• GIVEN TEXT:
WPF - Hovering over one Element shows content in another Element

I would like to achieve an affect whereby I can hover over a Button and have a TextBlock update its content (via binding). To complicate matters, The Button is one of many buttons defined in an ItemsControl/DataTemplate. The TextBlock is outside the scope of the ItemsControl.
Some simplified markup of the problem is as follows:
<Grid>
<Grid.RowDefinitions>
<RowDefinition />
<RowDefinition />
</Grid.RowDefinitions>
<ItemsControl Grid.Row="0">
<ItemsControl.ItemTemplate>
<DataTemplate>
<Button Content="{Binding Title}"
Command="{Binding Command}" />
</DataTemplate>
</ItemsControl.ItemTemplate>
</ItemsControl>
<TextBlock x:Name="TitleTextBox" Grid.Row="1" />
</Grid>
Say in this example, I may want to bind the "Title" property of the data item to the TextBlock's "Text" property.
I assume I want to be tapping into the IsMouseOver of the button, but I can't seem to get it hooked up properly.
I don't believe you're going to be able to accomplish this without some code... however, you don't need to use codebehind. A "behavior" would work just fine for this (either an old school attached behavior, or a more modern Blend Behavior). Here's what the modified markup might look like using an attached behavior:
<Grid>
<Grid.RowDefinitions>
<RowDefinition />
<RowDefinition />
</Grid.RowDefinitions>
<ItemsControl x:Name="Buttons" Grid.Row="0" ext:Hover.TrackChildItems="true">
<ItemsControl.ItemTemplate>
<DataTemplate>
<Button Content="{Binding Title}"

• INFORMATION GIVEN:
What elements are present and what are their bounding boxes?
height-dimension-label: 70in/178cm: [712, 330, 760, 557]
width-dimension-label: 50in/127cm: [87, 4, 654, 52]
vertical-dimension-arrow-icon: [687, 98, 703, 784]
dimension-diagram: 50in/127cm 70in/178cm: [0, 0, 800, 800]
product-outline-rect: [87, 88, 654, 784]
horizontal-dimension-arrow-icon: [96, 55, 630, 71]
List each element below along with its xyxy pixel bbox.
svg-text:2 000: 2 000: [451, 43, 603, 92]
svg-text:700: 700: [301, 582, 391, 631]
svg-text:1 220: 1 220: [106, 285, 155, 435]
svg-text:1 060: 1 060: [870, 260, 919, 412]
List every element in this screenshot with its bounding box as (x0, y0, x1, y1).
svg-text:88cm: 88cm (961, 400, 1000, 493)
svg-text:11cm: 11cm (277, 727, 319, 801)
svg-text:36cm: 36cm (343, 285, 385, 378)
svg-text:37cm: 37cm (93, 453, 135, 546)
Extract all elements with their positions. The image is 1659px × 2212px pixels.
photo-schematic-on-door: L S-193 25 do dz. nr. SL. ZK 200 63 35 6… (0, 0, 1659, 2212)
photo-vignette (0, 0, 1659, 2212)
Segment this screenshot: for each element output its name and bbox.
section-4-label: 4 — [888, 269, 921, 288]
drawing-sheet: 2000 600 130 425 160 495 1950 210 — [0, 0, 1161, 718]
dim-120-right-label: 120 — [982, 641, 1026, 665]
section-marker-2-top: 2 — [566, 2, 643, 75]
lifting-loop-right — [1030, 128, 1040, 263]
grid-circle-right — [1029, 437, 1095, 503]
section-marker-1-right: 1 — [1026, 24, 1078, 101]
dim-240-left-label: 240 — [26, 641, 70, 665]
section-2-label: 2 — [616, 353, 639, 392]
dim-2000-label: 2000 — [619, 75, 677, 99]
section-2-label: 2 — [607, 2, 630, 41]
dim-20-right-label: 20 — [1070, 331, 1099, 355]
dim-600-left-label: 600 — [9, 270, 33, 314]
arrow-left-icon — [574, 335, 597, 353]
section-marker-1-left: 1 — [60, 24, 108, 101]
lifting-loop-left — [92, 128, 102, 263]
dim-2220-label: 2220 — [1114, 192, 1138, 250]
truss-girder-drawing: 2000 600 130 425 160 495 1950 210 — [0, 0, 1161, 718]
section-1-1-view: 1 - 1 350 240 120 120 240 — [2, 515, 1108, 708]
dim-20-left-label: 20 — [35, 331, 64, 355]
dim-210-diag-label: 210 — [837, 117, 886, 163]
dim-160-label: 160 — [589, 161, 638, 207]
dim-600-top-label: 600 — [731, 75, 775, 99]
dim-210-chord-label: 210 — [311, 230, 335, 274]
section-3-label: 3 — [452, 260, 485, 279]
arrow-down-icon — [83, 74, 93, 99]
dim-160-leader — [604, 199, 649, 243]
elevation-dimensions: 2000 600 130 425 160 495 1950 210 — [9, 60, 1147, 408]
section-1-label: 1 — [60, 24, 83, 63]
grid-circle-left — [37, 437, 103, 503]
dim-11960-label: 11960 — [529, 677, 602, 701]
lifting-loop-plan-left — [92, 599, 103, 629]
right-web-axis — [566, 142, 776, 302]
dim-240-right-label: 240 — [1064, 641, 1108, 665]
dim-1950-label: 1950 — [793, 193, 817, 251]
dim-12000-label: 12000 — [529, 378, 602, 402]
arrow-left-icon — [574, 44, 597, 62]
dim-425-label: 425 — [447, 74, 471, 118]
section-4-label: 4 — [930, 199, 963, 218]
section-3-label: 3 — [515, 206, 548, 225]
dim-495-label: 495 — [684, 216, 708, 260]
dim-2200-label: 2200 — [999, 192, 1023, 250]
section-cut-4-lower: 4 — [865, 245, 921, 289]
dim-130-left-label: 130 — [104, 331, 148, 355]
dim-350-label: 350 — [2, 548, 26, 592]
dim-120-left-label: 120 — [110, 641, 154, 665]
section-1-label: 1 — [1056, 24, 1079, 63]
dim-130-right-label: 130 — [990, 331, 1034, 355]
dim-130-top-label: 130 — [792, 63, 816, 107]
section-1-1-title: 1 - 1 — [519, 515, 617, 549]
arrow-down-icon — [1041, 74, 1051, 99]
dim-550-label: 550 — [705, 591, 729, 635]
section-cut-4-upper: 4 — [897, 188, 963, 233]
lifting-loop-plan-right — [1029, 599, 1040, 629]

• BRIEF:
In the WPF hover text, what does the reply suggest using instead of codebehind? Please answer in one sentence. The lines above come from a different source than the text.

• TASK SOLUTION:
It suggests using a behavior, either an old school attached behavior or a more modern Blend Behavior.